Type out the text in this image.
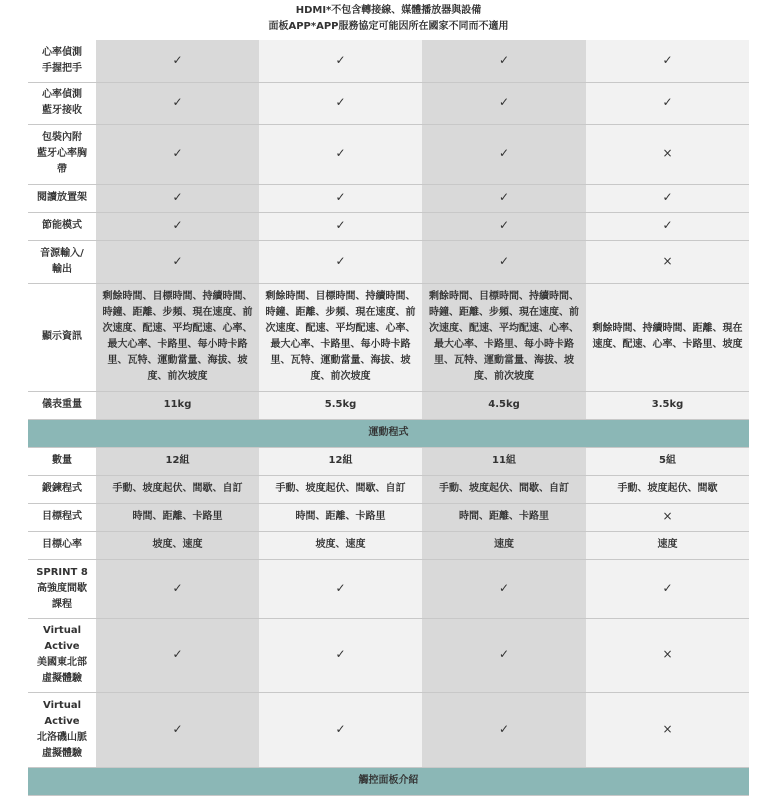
HDMI*不包含轉接線、媒體播放器與設備
面板APP*APP服務協定可能因所在國家不同而不適用
心率偵測
手握把手	✓	✓	✓	✓
心率偵測
藍牙接收	✓	✓	✓	✓
包裝內附
藍牙心率胸
帶	✓	✓	✓	×
閱讀放置架	✓	✓	✓	✓
節能模式	✓	✓	✓	✓
音源輸入/
輸出	✓	✓	✓	×
顯示資訊	剩餘時間、目標時間、持續時間、時鐘、距離、步頻、現在速度、前次速度、配速、平均配速、心率、最大心率、卡路里、每小時卡路里、瓦特、運動當量、海拔、坡度、前次坡度	剩餘時間、目標時間、持續時間、時鐘、距離、步頻、現在速度、前次速度、配速、平均配速、心率、最大心率、卡路里、每小時卡路里、瓦特、運動當量、海拔、坡度、前次坡度	剩餘時間、目標時間、持續時間、時鐘、距離、步頻、現在速度、前次速度、配速、平均配速、心率、最大心率、卡路里、每小時卡路里、瓦特、運動當量、海拔、坡度、前次坡度	剩餘時間、持續時間、距離、現在速度、配速、心率、卡路里、坡度
儀表重量	11kg	5.5kg	4.5kg	3.5kg
運動程式				
數量	12組	12組	11組	5組
鍛鍊程式	手動、坡度起伏、間歇、自訂	手動、坡度起伏、間歇、自訂	手動、坡度起伏、間歇、自訂	手動、坡度起伏、間歇
目標程式	時間、距離、卡路里	時間、距離、卡路里	時間、距離、卡路里	×
目標心率	坡度、速度	坡度、速度	速度	速度
SPRINT 8
高強度間歇
課程	✓	✓	✓	✓
Virtual
Active
美國東北部
虛擬體驗	✓	✓	✓	×
Virtual
Active
北洛磯山脈
虛擬體驗	✓	✓	✓	×
觸控面板介紹				
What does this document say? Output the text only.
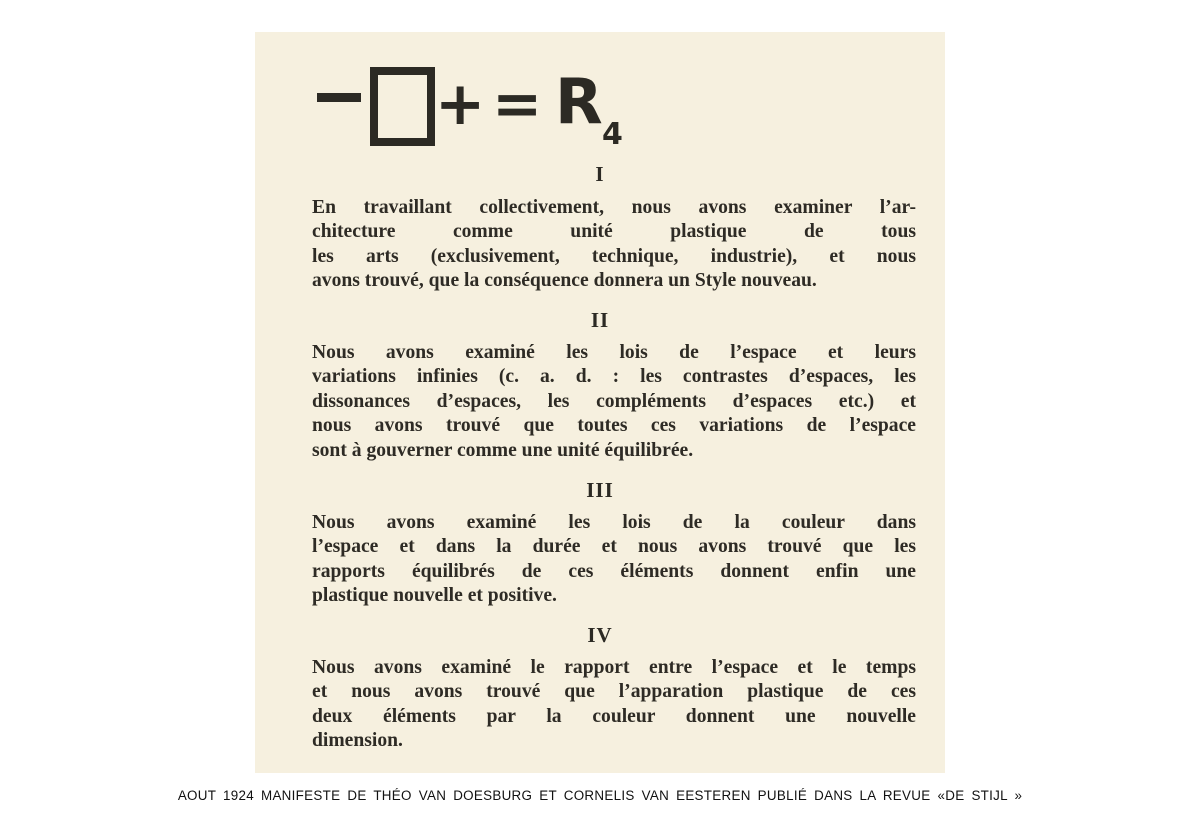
+ = R 4
I
En travaillant collectivement, nous avons examiner l’ar-
chitecture comme unité plastique de tous
les arts (exclusivement, technique, industrie), et nous
avons trouvé, que la conséquence donnera un Style nouveau.
II
Nous avons examiné les lois de l’espace et leurs
variations infinies (c. a. d. : les contrastes d’espaces, les
dissonances d’espaces, les compléments d’espaces etc.) et
nous avons trouvé que toutes ces variations de l’espace
sont à gouverner comme une unité équilibrée.
III
Nous avons examiné les lois de la couleur dans
l’espace et dans la durée et nous avons trouvé que les
rapports équilibrés de ces éléments donnent enfin une
plastique nouvelle et positive.
IV
Nous avons examiné le rapport entre l’espace et le temps
et nous avons trouvé que l’apparation plastique de ces
deux éléments par la couleur donnent une nouvelle
dimension.
AOUT 1924 MANIFESTE DE THÉO VAN DOESBURG ET CORNELIS VAN EESTEREN PUBLIÉ DANS LA REVUE «DE STIJL »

= = = = = = =

> [TO DO]:
Leaving out the pictures, repeat the data above exactly.

> [FULL ANSWER]:
Type out the text in this image.
HDMI*不包含轉接線、媒體播放器與設備
面板APP*APP服務協定可能因所在國家不同而不適用
心率偵測
手握把手	✓	✓	✓	✓
心率偵測
藍牙接收	✓	✓	✓	✓
包裝內附
藍牙心率胸
帶	✓	✓	✓	×
閱讀放置架	✓	✓	✓	✓
節能模式	✓	✓	✓	✓
音源輸入/
輸出	✓	✓	✓	×
顯示資訊	剩餘時間、目標時間、持續時間、時鐘、距離、步頻、現在速度、前次速度、配速、平均配速、心率、最大心率、卡路里、每小時卡路里、瓦特、運動當量、海拔、坡度、前次坡度	剩餘時間、目標時間、持續時間、時鐘、距離、步頻、現在速度、前次速度、配速、平均配速、心率、最大心率、卡路里、每小時卡路里、瓦特、運動當量、海拔、坡度、前次坡度	剩餘時間、目標時間、持續時間、時鐘、距離、步頻、現在速度、前次速度、配速、平均配速、心率、最大心率、卡路里、每小時卡路里、瓦特、運動當量、海拔、坡度、前次坡度	剩餘時間、持續時間、距離、現在速度、配速、心率、卡路里、坡度
儀表重量	11kg	5.5kg	4.5kg	3.5kg
運動程式				
數量	12組	12組	11組	5組
鍛鍊程式	手動、坡度起伏、間歇、自訂	手動、坡度起伏、間歇、自訂	手動、坡度起伏、間歇、自訂	手動、坡度起伏、間歇
目標程式	時間、距離、卡路里	時間、距離、卡路里	時間、距離、卡路里	×
目標心率	坡度、速度	坡度、速度	速度	速度
SPRINT 8
高強度間歇
課程	✓	✓	✓	✓
Virtual
Active
美國東北部
虛擬體驗	✓	✓	✓	×
Virtual
Active
北洛磯山脈
虛擬體驗	✓	✓	✓	×
觸控面板介紹				
What does this document say? Output the text only.
+ = R 4
I
En travaillant collectivement, nous avons examiner l’ar-
chitecture comme unité plastique de tous
les arts (exclusivement, technique, industrie), et nous
avons trouvé, que la conséquence donnera un Style nouveau.
II
Nous avons examiné les lois de l’espace et leurs
variations infinies (c. a. d. : les contrastes d’espaces, les
dissonances d’espaces, les compléments d’espaces etc.) et
nous avons trouvé que toutes ces variations de l’espace
sont à gouverner comme une unité équilibrée.
III
Nous avons examiné les lois de la couleur dans
l’espace et dans la durée et nous avons trouvé que les
rapports équilibrés de ces éléments donnent enfin une
plastique nouvelle et positive.
IV
Nous avons examiné le rapport entre l’espace et le temps
et nous avons trouvé que l’apparation plastique de ces
deux éléments par la couleur donnent une nouvelle
dimension.
AOUT 1924 MANIFESTE DE THÉO VAN DOESBURG ET CORNELIS VAN EESTEREN PUBLIÉ DANS LA REVUE «DE STIJL »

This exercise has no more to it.